Reproduce the data that follows in its entirety, character for character.

(Items from a figure collection)
- - -

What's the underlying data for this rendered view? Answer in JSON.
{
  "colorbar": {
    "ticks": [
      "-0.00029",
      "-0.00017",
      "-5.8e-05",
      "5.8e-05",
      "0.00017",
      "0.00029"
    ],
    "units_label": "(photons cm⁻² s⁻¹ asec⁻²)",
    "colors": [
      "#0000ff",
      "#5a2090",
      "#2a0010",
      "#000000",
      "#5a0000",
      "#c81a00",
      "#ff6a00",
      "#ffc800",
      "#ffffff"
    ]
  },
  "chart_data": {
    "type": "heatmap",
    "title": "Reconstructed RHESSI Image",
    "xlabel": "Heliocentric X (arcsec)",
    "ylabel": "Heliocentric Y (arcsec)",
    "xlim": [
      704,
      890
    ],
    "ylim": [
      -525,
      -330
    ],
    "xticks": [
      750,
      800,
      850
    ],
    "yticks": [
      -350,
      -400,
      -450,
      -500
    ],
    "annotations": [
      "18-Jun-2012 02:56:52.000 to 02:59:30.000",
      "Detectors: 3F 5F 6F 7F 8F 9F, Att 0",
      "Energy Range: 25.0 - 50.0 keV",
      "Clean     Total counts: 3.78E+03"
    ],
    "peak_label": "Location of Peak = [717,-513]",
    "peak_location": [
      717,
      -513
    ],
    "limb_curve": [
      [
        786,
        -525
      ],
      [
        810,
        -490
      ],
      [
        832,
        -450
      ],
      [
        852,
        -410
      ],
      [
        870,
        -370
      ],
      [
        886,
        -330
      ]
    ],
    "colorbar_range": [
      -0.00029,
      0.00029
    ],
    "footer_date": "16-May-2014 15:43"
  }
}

- - -

## Answer
What's the underlying data for this rendered view? Answer in JSON.
{
  "colorbar": {
    "ticks": [
      "-0.00029",
      "-0.00017",
      "-5.8e-05",
      "5.8e-05",
      "0.00017",
      "0.00029"
    ],
    "units_label": "(photons cm⁻² s⁻¹ asec⁻²)",
    "colors": [
      "#0000ff",
      "#5a2090",
      "#2a0010",
      "#000000",
      "#5a0000",
      "#c81a00",
      "#ff6a00",
      "#ffc800",
      "#ffffff"
    ]
  },
  "chart_data": {
    "type": "heatmap",
    "title": "Reconstructed RHESSI Image",
    "xlabel": "Heliocentric X (arcsec)",
    "ylabel": "Heliocentric Y (arcsec)",
    "xlim": [
      704,
      890
    ],
    "ylim": [
      -525,
      -330
    ],
    "xticks": [
      750,
      800,
      850
    ],
    "yticks": [
      -350,
      -400,
      -450,
      -500
    ],
    "annotations": [
      "18-Jun-2012 02:56:52.000 to 02:59:30.000",
      "Detectors: 3F 5F 6F 7F 8F 9F, Att 0",
      "Energy Range: 25.0 - 50.0 keV",
      "Clean     Total counts: 3.78E+03"
    ],
    "peak_label": "Location of Peak = [717,-513]",
    "peak_location": [
      717,
      -513
    ],
    "limb_curve": [
      [
        786,
        -525
      ],
      [
        810,
        -490
      ],
      [
        832,
        -450
      ],
      [
        852,
        -410
      ],
      [
        870,
        -370
      ],
      [
        886,
        -330
      ]
    ],
    "colorbar_range": [
      -0.00029,
      0.00029
    ],
    "footer_date": "16-May-2014 15:43"
  }
}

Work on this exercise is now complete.